(Some records)

* * *

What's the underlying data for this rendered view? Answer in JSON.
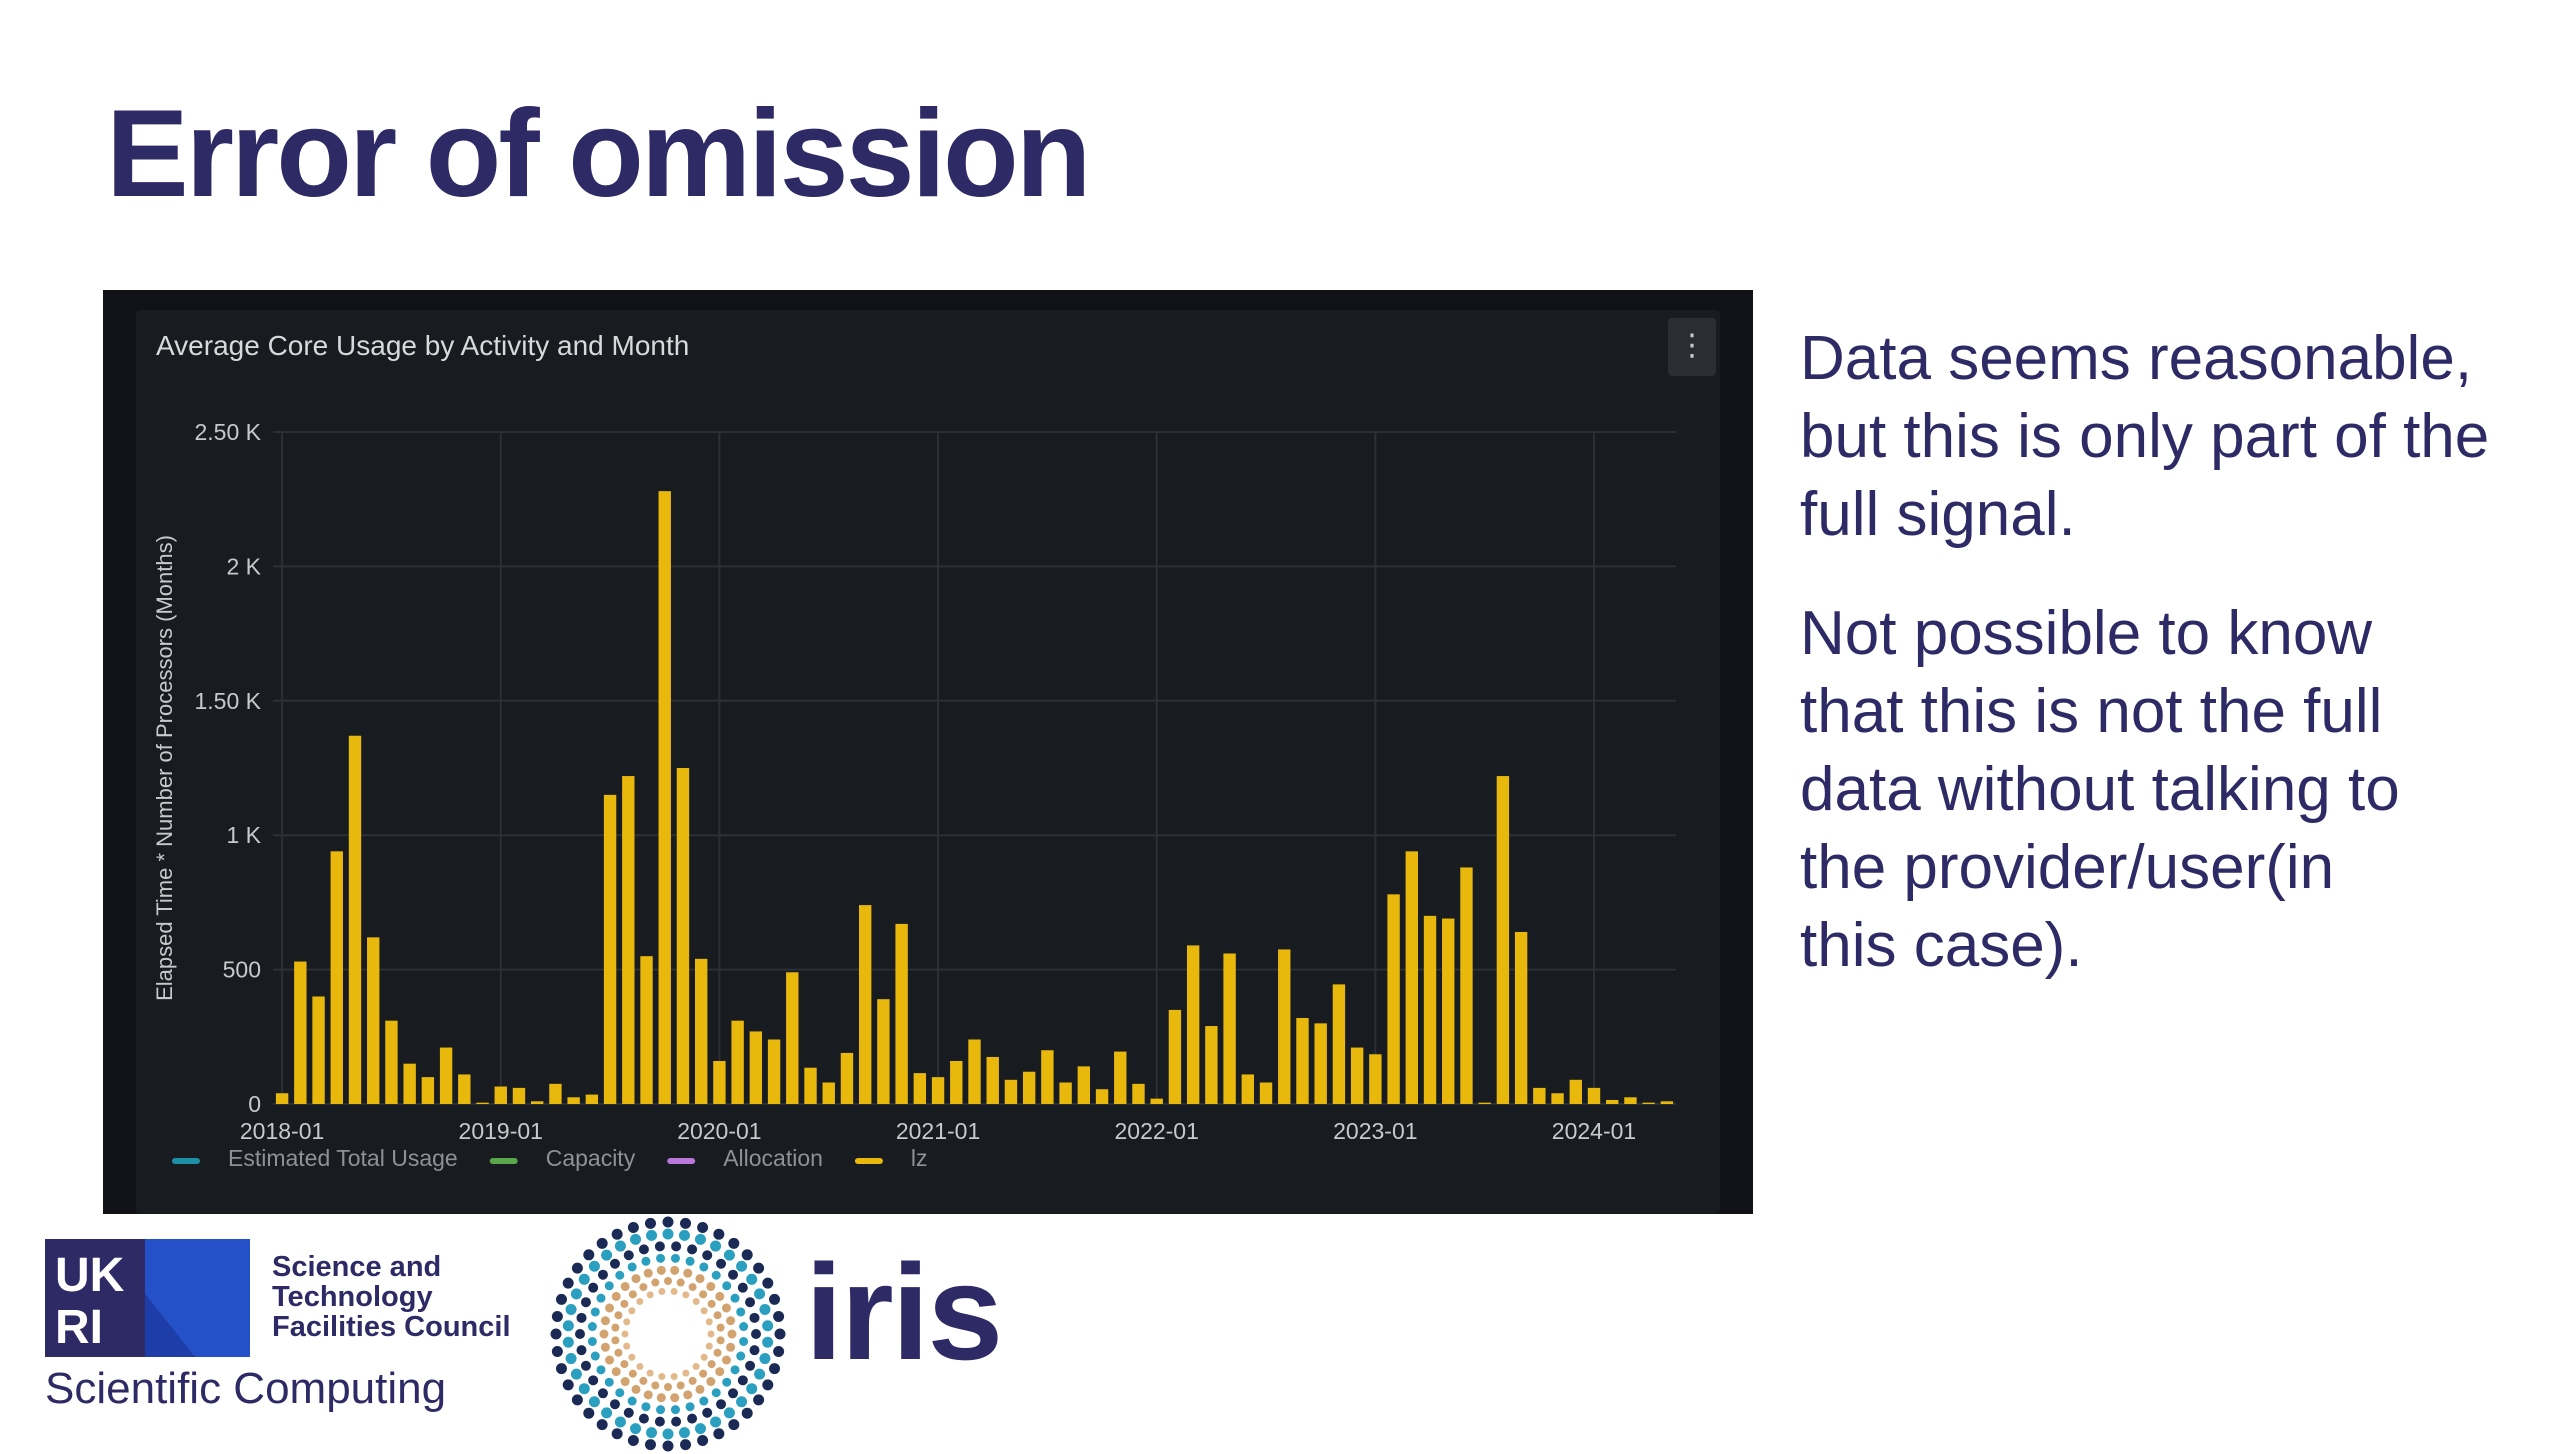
{
  "slide": {
    "title": "Error of omission",
    "text_blocks": [
      [
        "Data seems reasonable,",
        "but this is only part of the",
        "full signal."
      ],
      [
        "Not possible to know",
        "that this is not the full",
        "data without talking to",
        "the provider/user(in",
        "this case)."
      ]
    ]
  },
  "panel": {
    "title": "Average Core Usage by Activity and Month",
    "menu_icon": "⋮",
    "colors": {
      "background": "#181b1f",
      "grid": "#2c3036",
      "text": "#c7c9cc",
      "bar": "#e8b90c"
    }
  },
  "chart_data": {
    "type": "bar",
    "title": "Average Core Usage by Activity and Month",
    "ylabel": "Elapsed Time * Number of Processors (Months)",
    "xlabel": "",
    "ylim": [
      0,
      2500
    ],
    "yticks": [
      0,
      500,
      1000,
      1500,
      2000,
      2500
    ],
    "ytick_labels": [
      "0",
      "500",
      "1 K",
      "1.50 K",
      "2 K",
      "2.50 K"
    ],
    "xticks": [
      "2018-01",
      "2019-01",
      "2020-01",
      "2021-01",
      "2022-01",
      "2023-01",
      "2024-01"
    ],
    "grid": true,
    "legend_position": "bottom-left",
    "series": [
      {
        "name": "Estimated Total Usage",
        "color": "#1f8fa8",
        "values": []
      },
      {
        "name": "Capacity",
        "color": "#5aa64b",
        "values": []
      },
      {
        "name": "Allocation",
        "color": "#b877d9",
        "values": []
      },
      {
        "name": "lz",
        "color": "#e8b90c",
        "values": [
          40,
          530,
          400,
          940,
          1370,
          620,
          310,
          150,
          100,
          210,
          110,
          5,
          65,
          60,
          10,
          75,
          25,
          35,
          1150,
          1220,
          550,
          2280,
          1250,
          540,
          160,
          310,
          270,
          240,
          490,
          135,
          80,
          190,
          740,
          390,
          670,
          115,
          100,
          160,
          240,
          175,
          90,
          120,
          200,
          80,
          140,
          55,
          195,
          75,
          20,
          350,
          590,
          290,
          560,
          110,
          80,
          575,
          320,
          300,
          445,
          210,
          185,
          780,
          940,
          700,
          690,
          880,
          5,
          1220,
          640,
          60,
          40,
          90,
          60,
          15,
          25,
          5,
          10
        ]
      }
    ]
  },
  "logos": {
    "ukri_letters": [
      "UK",
      "RI"
    ],
    "stfc_lines": [
      "Science and",
      "Technology",
      "Facilities Council"
    ],
    "division": "Scientific Computing",
    "iris_word": "iris"
  }
}
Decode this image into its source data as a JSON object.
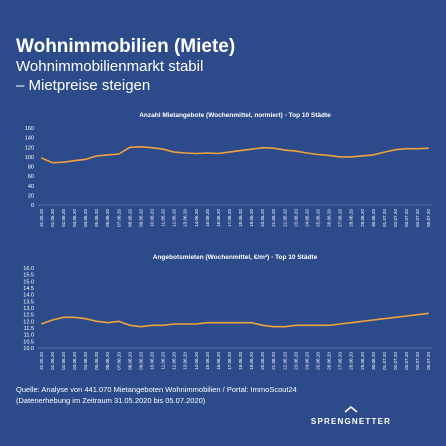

* * *

**Short exercise:**
Set the listing down in full and exactly. Pictures within it should not appear in the copy.

**Correct result:**
What's the underlying data for this rendered view? Answer in JSON.
{
  "slide": {
    "title": "Error of omission",
    "text_blocks": [
      [
        "Data seems reasonable,",
        "but this is only part of the",
        "full signal."
      ],
      [
        "Not possible to know",
        "that this is not the full",
        "data without talking to",
        "the provider/user(in",
        "this case)."
      ]
    ]
  },
  "panel": {
    "title": "Average Core Usage by Activity and Month",
    "menu_icon": "⋮",
    "colors": {
      "background": "#181b1f",
      "grid": "#2c3036",
      "text": "#c7c9cc",
      "bar": "#e8b90c"
    }
  },
  "chart_data": {
    "type": "bar",
    "title": "Average Core Usage by Activity and Month",
    "ylabel": "Elapsed Time * Number of Processors (Months)",
    "xlabel": "",
    "ylim": [
      0,
      2500
    ],
    "yticks": [
      0,
      500,
      1000,
      1500,
      2000,
      2500
    ],
    "ytick_labels": [
      "0",
      "500",
      "1 K",
      "1.50 K",
      "2 K",
      "2.50 K"
    ],
    "xticks": [
      "2018-01",
      "2019-01",
      "2020-01",
      "2021-01",
      "2022-01",
      "2023-01",
      "2024-01"
    ],
    "grid": true,
    "legend_position": "bottom-left",
    "series": [
      {
        "name": "Estimated Total Usage",
        "color": "#1f8fa8",
        "values": []
      },
      {
        "name": "Capacity",
        "color": "#5aa64b",
        "values": []
      },
      {
        "name": "Allocation",
        "color": "#b877d9",
        "values": []
      },
      {
        "name": "lz",
        "color": "#e8b90c",
        "values": [
          40,
          530,
          400,
          940,
          1370,
          620,
          310,
          150,
          100,
          210,
          110,
          5,
          65,
          60,
          10,
          75,
          25,
          35,
          1150,
          1220,
          550,
          2280,
          1250,
          540,
          160,
          310,
          270,
          240,
          490,
          135,
          80,
          190,
          740,
          390,
          670,
          115,
          100,
          160,
          240,
          175,
          90,
          120,
          200,
          80,
          140,
          55,
          195,
          75,
          20,
          350,
          590,
          290,
          560,
          110,
          80,
          575,
          320,
          300,
          445,
          210,
          185,
          780,
          940,
          700,
          690,
          880,
          5,
          1220,
          640,
          60,
          40,
          90,
          60,
          15,
          25,
          5,
          10
        ]
      }
    ]
  },
  "logos": {
    "ukri_letters": [
      "UK",
      "RI"
    ],
    "stfc_lines": [
      "Science and",
      "Technology",
      "Facilities Council"
    ],
    "division": "Scientific Computing",
    "iris_word": "iris"
  }
}
Decode this image into its source data as a JSON object.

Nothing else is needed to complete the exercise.